■ **YOUR OBJECTIVE**
Find each line containing the string "True". Copy it.

[Records about charts and figures]
——————————

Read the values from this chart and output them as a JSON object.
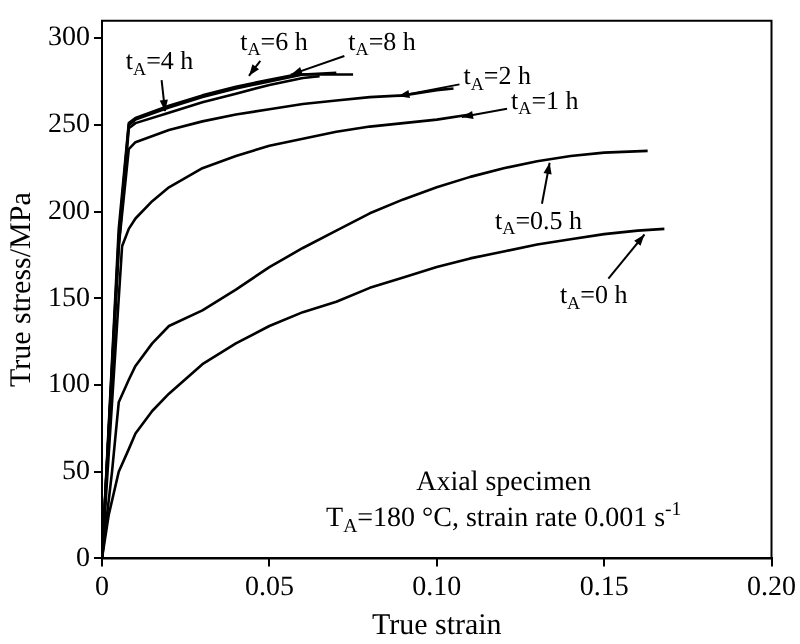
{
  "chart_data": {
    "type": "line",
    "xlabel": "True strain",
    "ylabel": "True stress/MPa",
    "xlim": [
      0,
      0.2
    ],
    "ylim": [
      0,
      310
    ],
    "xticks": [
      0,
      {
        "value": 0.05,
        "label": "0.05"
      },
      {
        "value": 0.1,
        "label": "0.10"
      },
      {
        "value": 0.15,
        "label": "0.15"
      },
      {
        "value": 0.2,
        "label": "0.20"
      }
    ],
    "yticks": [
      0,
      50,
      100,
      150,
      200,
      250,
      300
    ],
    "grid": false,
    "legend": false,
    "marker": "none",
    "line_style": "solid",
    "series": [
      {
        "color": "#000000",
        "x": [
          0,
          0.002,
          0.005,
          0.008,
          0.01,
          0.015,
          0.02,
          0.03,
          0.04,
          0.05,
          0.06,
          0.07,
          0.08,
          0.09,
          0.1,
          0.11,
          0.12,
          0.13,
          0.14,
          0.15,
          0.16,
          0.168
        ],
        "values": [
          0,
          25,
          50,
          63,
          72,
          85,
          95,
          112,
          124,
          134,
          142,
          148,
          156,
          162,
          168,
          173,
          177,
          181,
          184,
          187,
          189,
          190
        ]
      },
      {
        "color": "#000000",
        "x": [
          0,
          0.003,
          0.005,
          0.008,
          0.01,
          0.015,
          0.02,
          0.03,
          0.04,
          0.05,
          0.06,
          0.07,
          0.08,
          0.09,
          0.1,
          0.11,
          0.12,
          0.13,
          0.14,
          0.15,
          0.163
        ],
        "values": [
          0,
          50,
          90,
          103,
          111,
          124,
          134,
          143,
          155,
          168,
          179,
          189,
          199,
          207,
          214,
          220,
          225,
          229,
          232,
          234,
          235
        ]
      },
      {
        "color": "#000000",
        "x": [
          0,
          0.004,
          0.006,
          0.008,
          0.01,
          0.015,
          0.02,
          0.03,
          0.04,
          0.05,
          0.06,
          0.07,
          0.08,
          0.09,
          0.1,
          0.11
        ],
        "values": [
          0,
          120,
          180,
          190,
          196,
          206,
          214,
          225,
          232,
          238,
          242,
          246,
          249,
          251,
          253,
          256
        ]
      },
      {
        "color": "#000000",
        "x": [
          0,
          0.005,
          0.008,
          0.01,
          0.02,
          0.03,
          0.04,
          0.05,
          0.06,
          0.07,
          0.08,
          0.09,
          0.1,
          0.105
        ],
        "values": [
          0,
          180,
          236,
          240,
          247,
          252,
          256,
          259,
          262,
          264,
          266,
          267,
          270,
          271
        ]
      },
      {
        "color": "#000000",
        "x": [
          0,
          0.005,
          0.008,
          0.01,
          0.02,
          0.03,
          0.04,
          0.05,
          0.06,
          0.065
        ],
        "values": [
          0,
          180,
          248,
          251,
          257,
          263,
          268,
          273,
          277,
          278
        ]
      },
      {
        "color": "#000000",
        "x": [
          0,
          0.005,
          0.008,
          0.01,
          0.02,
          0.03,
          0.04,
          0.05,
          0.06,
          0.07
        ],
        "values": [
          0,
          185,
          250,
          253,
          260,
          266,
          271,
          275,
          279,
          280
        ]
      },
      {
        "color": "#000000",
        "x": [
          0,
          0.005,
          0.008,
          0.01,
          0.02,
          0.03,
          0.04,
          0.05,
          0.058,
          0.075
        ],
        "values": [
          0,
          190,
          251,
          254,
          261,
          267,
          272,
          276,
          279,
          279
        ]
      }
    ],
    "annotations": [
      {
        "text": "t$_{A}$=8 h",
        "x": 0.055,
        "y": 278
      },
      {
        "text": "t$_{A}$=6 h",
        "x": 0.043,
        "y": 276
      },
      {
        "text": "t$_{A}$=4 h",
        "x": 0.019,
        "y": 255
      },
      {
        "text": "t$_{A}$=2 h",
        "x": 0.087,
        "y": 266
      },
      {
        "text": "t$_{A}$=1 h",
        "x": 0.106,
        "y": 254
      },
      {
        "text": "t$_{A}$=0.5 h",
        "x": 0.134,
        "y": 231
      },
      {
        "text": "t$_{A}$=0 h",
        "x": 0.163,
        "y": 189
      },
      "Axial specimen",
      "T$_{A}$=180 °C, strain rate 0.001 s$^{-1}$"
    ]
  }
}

——————————

■ **FINISHED EXERCISE**
    "xlabel": "True strain",
    "ylabel": "True stress/MPa",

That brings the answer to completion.